#### [Given data]

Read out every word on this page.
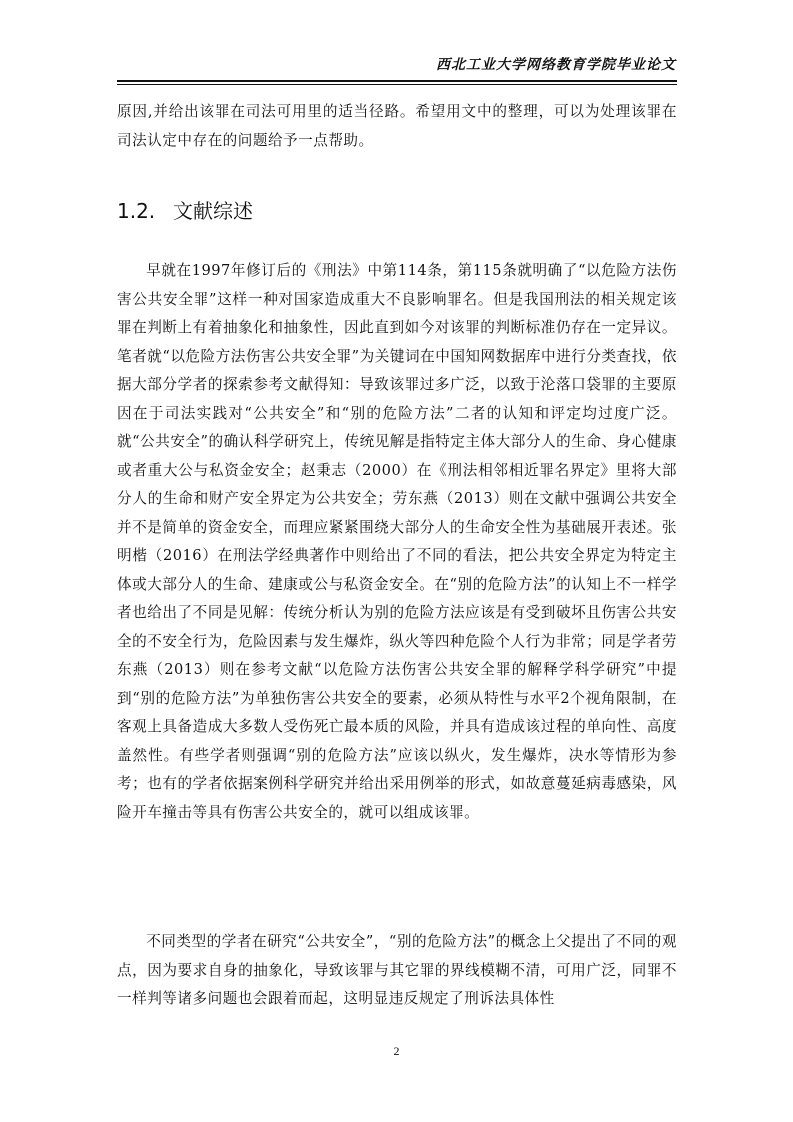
西北工业大学网络教育学院毕业论文

原因,并给出该罪在司法可用里的适当径路。希望用文中的整理，可以为处理该罪在司法认定中存在的问题给予一点帮助。

1.2. 文献综述

早就在1997年修订后的《刑法》中第114条，第115条就明确了“以危险方法伤害公共安全罪”这样一种对国家造成重大不良影响罪名。但是我国刑法的相关规定该罪在判断上有着抽象化和抽象性，因此直到如今对该罪的判断标准仍存在一定异议。笔者就“以危险方法伤害公共安全罪”为关键词在中国知网数据库中进行分类查找，依据大部分学者的探索参考文献得知：导致该罪过多广泛，以致于沦落口袋罪的主要原因在于司法实践对“公共安全”和“别的危险方法”二者的认知和评定均过度广泛。就“公共安全”的确认科学研究上，传统见解是指特定主体大部分人的生命、身心健康或者重大公与私资金安全；赵秉志（2000）在《刑法相邻相近罪名界定》里将大部分人的生命和财产安全界定为公共安全；劳东燕（2013）则在文献中强调公共安全并不是简单的资金安全，而理应紧紧围绕大部分人的生命安全性为基础展开表述。张明楷（2016）在刑法学经典著作中则给出了不同的看法，把公共安全界定为特定主体或大部分人的生命、建康或公与私资金安全。在“别的危险方法”的认知上不一样学者也给出了不同是见解：传统分析认为别的危险方法应该是有受到破坏且伤害公共安全的不安全行为，危险因素与发生爆炸，纵火等四种危险个人行为非常；同是学者劳东燕（2013）则在参考文献“以危险方法伤害公共安全罪的解释学科学研究”中提到“别的危险方法”为单独伤害公共安全的要素，必须从特性与水平2个视角限制，在客观上具备造成大多数人受伤死亡最本质的风险，并具有造成该过程的单向性、高度盖然性。有些学者则强调“别的危险方法”应该以纵火，发生爆炸，决水等情形为参考；也有的学者依据案例科学研究并给出采用例举的形式，如故意蔓延病毒感染，风险开车撞击等具有伤害公共安全的，就可以组成该罪。

不同类型的学者在研究“公共安全”，“别的危险方法”的概念上父提出了不同的观点，因为要求自身的抽象化，导致该罪与其它罪的界线模糊不清，可用广泛，同罪不一样判等诸多问题也会跟着而起，这明显违反规定了刑诉法具体性

2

#### [Aim]
Transcribe every entry word for word, but omit the pictures.

#### [Correct response]
Read out every word on this page.
西北工业大学网络教育学院毕业论文

原因,并给出该罪在司法可用里的适当径路。希望用文中的整理，可以为处理该罪在司法认定中存在的问题给予一点帮助。

1.2. 文献综述

早就在1997年修订后的《刑法》中第114条，第115条就明确了“以危险方法伤害公共安全罪”这样一种对国家造成重大不良影响罪名。但是我国刑法的相关规定该罪在判断上有着抽象化和抽象性，因此直到如今对该罪的判断标准仍存在一定异议。笔者就“以危险方法伤害公共安全罪”为关键词在中国知网数据库中进行分类查找，依据大部分学者的探索参考文献得知：导致该罪过多广泛，以致于沦落口袋罪的主要原因在于司法实践对“公共安全”和“别的危险方法”二者的认知和评定均过度广泛。就“公共安全”的确认科学研究上，传统见解是指特定主体大部分人的生命、身心健康或者重大公与私资金安全；赵秉志（2000）在《刑法相邻相近罪名界定》里将大部分人的生命和财产安全界定为公共安全；劳东燕（2013）则在文献中强调公共安全并不是简单的资金安全，而理应紧紧围绕大部分人的生命安全性为基础展开表述。张明楷（2016）在刑法学经典著作中则给出了不同的看法，把公共安全界定为特定主体或大部分人的生命、建康或公与私资金安全。在“别的危险方法”的认知上不一样学者也给出了不同是见解：传统分析认为别的危险方法应该是有受到破坏且伤害公共安全的不安全行为，危险因素与发生爆炸，纵火等四种危险个人行为非常；同是学者劳东燕（2013）则在参考文献“以危险方法伤害公共安全罪的解释学科学研究”中提到“别的危险方法”为单独伤害公共安全的要素，必须从特性与水平2个视角限制，在客观上具备造成大多数人受伤死亡最本质的风险，并具有造成该过程的单向性、高度盖然性。有些学者则强调“别的危险方法”应该以纵火，发生爆炸，决水等情形为参考；也有的学者依据案例科学研究并给出采用例举的形式，如故意蔓延病毒感染，风险开车撞击等具有伤害公共安全的，就可以组成该罪。

不同类型的学者在研究“公共安全”，“别的危险方法”的概念上父提出了不同的观点，因为要求自身的抽象化，导致该罪与其它罪的界线模糊不清，可用广泛，同罪不一样判等诸多问题也会跟着而起，这明显违反规定了刑诉法具体性

2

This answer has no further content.